> [AIM OF THE TASK]: Identify every line in the records below that contains the word "device", and reproduce each one.

> [AVAILABLE DATA]:
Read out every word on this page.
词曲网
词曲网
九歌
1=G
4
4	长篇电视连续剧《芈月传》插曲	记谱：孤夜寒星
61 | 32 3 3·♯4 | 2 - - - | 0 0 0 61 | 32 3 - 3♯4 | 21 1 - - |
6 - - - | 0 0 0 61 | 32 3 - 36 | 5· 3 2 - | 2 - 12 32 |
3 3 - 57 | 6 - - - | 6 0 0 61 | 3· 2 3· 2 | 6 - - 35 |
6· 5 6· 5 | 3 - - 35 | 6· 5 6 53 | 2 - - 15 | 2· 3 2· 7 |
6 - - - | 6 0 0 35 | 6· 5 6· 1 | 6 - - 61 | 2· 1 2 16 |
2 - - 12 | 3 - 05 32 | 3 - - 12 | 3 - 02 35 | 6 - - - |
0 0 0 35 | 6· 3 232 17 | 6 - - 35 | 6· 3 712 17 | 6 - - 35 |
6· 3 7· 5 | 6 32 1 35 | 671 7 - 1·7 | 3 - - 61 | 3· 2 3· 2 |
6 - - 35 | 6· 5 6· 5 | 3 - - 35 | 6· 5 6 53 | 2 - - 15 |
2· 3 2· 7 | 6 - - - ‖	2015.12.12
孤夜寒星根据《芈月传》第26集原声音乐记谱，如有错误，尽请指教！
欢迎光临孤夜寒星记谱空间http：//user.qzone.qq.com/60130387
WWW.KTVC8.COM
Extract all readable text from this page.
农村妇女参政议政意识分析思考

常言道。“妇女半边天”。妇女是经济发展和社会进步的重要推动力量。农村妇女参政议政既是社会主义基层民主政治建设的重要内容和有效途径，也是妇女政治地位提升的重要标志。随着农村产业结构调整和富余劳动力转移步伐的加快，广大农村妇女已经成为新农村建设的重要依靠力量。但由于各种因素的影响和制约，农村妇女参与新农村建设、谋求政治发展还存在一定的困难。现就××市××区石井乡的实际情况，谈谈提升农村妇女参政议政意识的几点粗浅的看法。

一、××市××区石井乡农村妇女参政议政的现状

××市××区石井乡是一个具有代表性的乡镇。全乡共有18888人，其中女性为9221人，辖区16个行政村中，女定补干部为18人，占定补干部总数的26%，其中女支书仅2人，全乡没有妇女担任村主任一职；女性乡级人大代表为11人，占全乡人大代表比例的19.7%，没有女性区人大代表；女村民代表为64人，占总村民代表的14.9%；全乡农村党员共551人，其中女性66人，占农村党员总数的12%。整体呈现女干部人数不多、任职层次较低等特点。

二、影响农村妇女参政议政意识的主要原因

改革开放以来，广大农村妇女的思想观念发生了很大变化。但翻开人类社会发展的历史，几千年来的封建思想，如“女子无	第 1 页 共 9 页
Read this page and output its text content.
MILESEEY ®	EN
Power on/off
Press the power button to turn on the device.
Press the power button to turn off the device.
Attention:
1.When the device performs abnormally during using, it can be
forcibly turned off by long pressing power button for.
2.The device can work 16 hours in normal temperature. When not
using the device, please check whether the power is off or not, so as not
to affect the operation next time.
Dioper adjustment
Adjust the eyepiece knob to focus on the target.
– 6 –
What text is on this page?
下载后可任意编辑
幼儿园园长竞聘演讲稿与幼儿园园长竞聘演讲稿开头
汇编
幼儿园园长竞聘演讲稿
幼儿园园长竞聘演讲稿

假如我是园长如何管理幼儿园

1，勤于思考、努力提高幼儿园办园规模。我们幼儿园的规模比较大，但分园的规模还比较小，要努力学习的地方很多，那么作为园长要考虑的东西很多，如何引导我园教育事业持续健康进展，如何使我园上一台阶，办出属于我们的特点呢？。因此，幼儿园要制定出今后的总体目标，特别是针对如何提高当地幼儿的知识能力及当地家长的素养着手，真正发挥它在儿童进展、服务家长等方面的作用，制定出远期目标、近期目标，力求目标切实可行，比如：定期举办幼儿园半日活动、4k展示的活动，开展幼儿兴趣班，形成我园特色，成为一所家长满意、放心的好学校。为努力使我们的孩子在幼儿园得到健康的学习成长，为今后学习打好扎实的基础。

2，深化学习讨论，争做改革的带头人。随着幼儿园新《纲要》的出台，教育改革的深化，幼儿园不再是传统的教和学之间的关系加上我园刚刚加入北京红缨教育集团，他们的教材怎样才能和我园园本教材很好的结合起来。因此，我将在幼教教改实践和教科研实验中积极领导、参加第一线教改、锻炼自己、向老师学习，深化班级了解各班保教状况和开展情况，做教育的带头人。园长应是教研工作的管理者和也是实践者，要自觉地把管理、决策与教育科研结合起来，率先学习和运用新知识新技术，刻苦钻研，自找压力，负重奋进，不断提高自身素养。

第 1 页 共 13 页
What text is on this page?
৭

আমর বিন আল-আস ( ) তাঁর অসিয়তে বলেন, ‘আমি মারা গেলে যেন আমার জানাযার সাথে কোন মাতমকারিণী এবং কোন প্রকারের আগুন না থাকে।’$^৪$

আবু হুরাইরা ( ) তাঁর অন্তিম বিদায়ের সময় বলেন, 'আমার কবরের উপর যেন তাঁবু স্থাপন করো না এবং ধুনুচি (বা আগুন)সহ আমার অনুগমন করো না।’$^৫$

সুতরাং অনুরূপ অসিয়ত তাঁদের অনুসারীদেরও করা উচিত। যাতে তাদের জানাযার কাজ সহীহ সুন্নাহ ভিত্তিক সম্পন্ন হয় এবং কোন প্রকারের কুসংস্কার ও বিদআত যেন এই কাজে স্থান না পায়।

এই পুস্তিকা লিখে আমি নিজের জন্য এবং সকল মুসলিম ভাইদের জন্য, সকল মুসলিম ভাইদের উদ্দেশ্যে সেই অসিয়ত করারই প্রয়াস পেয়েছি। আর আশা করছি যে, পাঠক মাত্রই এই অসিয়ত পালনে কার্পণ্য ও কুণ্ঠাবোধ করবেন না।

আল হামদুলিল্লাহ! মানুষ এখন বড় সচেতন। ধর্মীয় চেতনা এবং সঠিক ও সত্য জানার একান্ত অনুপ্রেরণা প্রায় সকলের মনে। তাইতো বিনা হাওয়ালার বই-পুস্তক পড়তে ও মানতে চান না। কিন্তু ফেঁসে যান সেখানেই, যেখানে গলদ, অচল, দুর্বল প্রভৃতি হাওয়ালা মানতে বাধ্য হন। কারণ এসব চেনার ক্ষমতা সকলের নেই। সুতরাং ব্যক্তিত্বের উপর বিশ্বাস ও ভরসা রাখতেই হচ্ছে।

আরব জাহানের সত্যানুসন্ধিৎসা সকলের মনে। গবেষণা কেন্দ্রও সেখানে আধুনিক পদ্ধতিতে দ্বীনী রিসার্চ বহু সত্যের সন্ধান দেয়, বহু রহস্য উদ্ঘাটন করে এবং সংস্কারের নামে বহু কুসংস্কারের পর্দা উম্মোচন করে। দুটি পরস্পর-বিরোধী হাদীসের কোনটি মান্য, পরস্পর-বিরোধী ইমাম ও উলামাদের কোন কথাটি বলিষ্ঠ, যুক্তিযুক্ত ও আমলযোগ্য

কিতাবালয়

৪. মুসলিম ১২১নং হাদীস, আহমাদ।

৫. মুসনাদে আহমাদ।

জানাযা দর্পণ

> [ANSWER TO THE EXERCISE]:
Press the power button to turn on the device.
Press the power button to turn off the device.
1.When the device performs abnormally during using, it can be
2.The device can work 16 hours in normal temperature. When not
using the device, please check whether the power is off or not, so as not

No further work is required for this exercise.